[Begin DATA TO USE]

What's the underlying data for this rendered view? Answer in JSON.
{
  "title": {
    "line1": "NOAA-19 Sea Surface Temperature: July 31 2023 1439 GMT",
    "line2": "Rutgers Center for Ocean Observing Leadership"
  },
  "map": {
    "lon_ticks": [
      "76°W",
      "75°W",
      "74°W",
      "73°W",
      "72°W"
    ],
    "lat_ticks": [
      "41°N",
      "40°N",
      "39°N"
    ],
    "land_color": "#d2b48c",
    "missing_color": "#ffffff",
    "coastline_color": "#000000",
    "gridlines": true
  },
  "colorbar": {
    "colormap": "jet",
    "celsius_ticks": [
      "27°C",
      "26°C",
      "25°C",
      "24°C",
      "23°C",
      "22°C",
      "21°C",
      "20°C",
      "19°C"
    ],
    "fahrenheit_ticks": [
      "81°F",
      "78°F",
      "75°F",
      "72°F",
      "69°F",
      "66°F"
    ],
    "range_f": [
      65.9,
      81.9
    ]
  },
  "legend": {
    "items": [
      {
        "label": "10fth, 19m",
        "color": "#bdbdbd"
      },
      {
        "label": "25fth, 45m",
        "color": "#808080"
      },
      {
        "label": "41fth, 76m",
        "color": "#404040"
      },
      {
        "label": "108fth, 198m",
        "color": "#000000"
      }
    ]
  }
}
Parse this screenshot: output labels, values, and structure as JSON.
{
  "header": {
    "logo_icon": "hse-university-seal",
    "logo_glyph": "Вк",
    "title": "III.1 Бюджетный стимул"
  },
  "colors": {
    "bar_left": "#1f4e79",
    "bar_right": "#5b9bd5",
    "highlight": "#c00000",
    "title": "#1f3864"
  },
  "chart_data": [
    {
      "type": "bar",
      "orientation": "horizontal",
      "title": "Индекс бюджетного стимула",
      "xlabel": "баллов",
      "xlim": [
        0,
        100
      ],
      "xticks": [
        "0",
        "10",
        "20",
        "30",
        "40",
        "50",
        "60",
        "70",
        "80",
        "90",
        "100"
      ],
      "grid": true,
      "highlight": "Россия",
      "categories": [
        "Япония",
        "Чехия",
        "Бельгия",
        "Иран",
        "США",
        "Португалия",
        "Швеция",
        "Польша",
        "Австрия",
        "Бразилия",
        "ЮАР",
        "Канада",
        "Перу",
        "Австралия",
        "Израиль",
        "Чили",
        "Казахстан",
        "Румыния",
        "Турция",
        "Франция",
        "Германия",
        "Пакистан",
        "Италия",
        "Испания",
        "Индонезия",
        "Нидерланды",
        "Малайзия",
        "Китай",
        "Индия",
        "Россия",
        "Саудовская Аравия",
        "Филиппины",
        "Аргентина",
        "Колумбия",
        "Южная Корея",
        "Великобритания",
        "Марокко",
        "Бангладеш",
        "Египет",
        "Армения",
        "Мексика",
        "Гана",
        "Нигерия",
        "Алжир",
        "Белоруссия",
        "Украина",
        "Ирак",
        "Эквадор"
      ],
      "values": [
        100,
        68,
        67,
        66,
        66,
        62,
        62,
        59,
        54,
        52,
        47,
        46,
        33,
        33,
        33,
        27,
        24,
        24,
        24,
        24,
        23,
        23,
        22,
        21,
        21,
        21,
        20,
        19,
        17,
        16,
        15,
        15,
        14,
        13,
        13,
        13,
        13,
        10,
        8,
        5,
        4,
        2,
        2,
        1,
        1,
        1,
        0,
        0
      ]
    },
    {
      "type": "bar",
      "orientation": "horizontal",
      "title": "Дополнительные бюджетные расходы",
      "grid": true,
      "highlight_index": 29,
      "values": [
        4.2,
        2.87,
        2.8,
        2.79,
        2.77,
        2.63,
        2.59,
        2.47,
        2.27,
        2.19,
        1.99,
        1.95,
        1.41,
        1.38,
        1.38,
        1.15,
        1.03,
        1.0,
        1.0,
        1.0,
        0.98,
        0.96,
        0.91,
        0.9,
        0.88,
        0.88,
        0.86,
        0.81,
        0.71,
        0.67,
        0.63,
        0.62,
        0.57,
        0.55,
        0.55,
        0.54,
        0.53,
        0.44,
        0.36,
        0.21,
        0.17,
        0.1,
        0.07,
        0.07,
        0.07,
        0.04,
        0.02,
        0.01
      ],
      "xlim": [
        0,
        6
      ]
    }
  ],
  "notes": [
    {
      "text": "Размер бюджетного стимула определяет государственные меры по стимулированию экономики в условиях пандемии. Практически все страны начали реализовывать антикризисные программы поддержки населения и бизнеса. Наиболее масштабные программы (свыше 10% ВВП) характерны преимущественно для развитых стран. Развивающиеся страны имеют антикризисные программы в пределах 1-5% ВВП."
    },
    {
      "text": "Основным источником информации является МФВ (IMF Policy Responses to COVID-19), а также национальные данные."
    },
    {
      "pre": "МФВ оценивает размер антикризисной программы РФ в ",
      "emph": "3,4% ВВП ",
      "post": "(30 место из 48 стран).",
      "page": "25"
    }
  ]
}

[End DATA TO USE]

Repeat the entries exactly, all of them.

What's the underlying data for this rendered view? Answer in JSON.
{
  "title": {
    "line1": "NOAA-19 Sea Surface Temperature: July 31 2023 1439 GMT",
    "line2": "Rutgers Center for Ocean Observing Leadership"
  },
  "map": {
    "lon_ticks": [
      "76°W",
      "75°W",
      "74°W",
      "73°W",
      "72°W"
    ],
    "lat_ticks": [
      "41°N",
      "40°N",
      "39°N"
    ],
    "land_color": "#d2b48c",
    "missing_color": "#ffffff",
    "coastline_color": "#000000",
    "gridlines": true
  },
  "colorbar": {
    "colormap": "jet",
    "celsius_ticks": [
      "27°C",
      "26°C",
      "25°C",
      "24°C",
      "23°C",
      "22°C",
      "21°C",
      "20°C",
      "19°C"
    ],
    "fahrenheit_ticks": [
      "81°F",
      "78°F",
      "75°F",
      "72°F",
      "69°F",
      "66°F"
    ],
    "range_f": [
      65.9,
      81.9
    ]
  },
  "legend": {
    "items": [
      {
        "label": "10fth, 19m",
        "color": "#bdbdbd"
      },
      {
        "label": "25fth, 45m",
        "color": "#808080"
      },
      {
        "label": "41fth, 76m",
        "color": "#404040"
      },
      {
        "label": "108fth, 198m",
        "color": "#000000"
      }
    ]
  }
}
Parse this screenshot: output labels, values, and structure as JSON.
{
  "header": {
    "logo_icon": "hse-university-seal",
    "logo_glyph": "Вк",
    "title": "III.1 Бюджетный стимул"
  },
  "colors": {
    "bar_left": "#1f4e79",
    "bar_right": "#5b9bd5",
    "highlight": "#c00000",
    "title": "#1f3864"
  },
  "chart_data": [
    {
      "type": "bar",
      "orientation": "horizontal",
      "title": "Индекс бюджетного стимула",
      "xlabel": "баллов",
      "xlim": [
        0,
        100
      ],
      "xticks": [
        "0",
        "10",
        "20",
        "30",
        "40",
        "50",
        "60",
        "70",
        "80",
        "90",
        "100"
      ],
      "grid": true,
      "highlight": "Россия",
      "categories": [
        "Япония",
        "Чехия",
        "Бельгия",
        "Иран",
        "США",
        "Португалия",
        "Швеция",
        "Польша",
        "Австрия",
        "Бразилия",
        "ЮАР",
        "Канада",
        "Перу",
        "Австралия",
        "Израиль",
        "Чили",
        "Казахстан",
        "Румыния",
        "Турция",
        "Франция",
        "Германия",
        "Пакистан",
        "Италия",
        "Испания",
        "Индонезия",
        "Нидерланды",
        "Малайзия",
        "Китай",
        "Индия",
        "Россия",
        "Саудовская Аравия",
        "Филиппины",
        "Аргентина",
        "Колумбия",
        "Южная Корея",
        "Великобритания",
        "Марокко",
        "Бангладеш",
        "Египет",
        "Армения",
        "Мексика",
        "Гана",
        "Нигерия",
        "Алжир",
        "Белоруссия",
        "Украина",
        "Ирак",
        "Эквадор"
      ],
      "values": [
        100,
        68,
        67,
        66,
        66,
        62,
        62,
        59,
        54,
        52,
        47,
        46,
        33,
        33,
        33,
        27,
        24,
        24,
        24,
        24,
        23,
        23,
        22,
        21,
        21,
        21,
        20,
        19,
        17,
        16,
        15,
        15,
        14,
        13,
        13,
        13,
        13,
        10,
        8,
        5,
        4,
        2,
        2,
        1,
        1,
        1,
        0,
        0
      ]
    },
    {
      "type": "bar",
      "orientation": "horizontal",
      "title": "Дополнительные бюджетные расходы",
      "grid": true,
      "highlight_index": 29,
      "values": [
        4.2,
        2.87,
        2.8,
        2.79,
        2.77,
        2.63,
        2.59,
        2.47,
        2.27,
        2.19,
        1.99,
        1.95,
        1.41,
        1.38,
        1.38,
        1.15,
        1.03,
        1.0,
        1.0,
        1.0,
        0.98,
        0.96,
        0.91,
        0.9,
        0.88,
        0.88,
        0.86,
        0.81,
        0.71,
        0.67,
        0.63,
        0.62,
        0.57,
        0.55,
        0.55,
        0.54,
        0.53,
        0.44,
        0.36,
        0.21,
        0.17,
        0.1,
        0.07,
        0.07,
        0.07,
        0.04,
        0.02,
        0.01
      ],
      "xlim": [
        0,
        6
      ]
    }
  ],
  "notes": [
    {
      "text": "Размер бюджетного стимула определяет государственные меры по стимулированию экономики в условиях пандемии. Практически все страны начали реализовывать антикризисные программы поддержки населения и бизнеса. Наиболее масштабные программы (свыше 10% ВВП) характерны преимущественно для развитых стран. Развивающиеся страны имеют антикризисные программы в пределах 1-5% ВВП."
    },
    {
      "text": "Основным источником информации является МФВ (IMF Policy Responses to COVID-19), а также национальные данные."
    },
    {
      "pre": "МФВ оценивает размер антикризисной программы РФ в ",
      "emph": "3,4% ВВП ",
      "post": "(30 место из 48 стран).",
      "page": "25"
    }
  ]
}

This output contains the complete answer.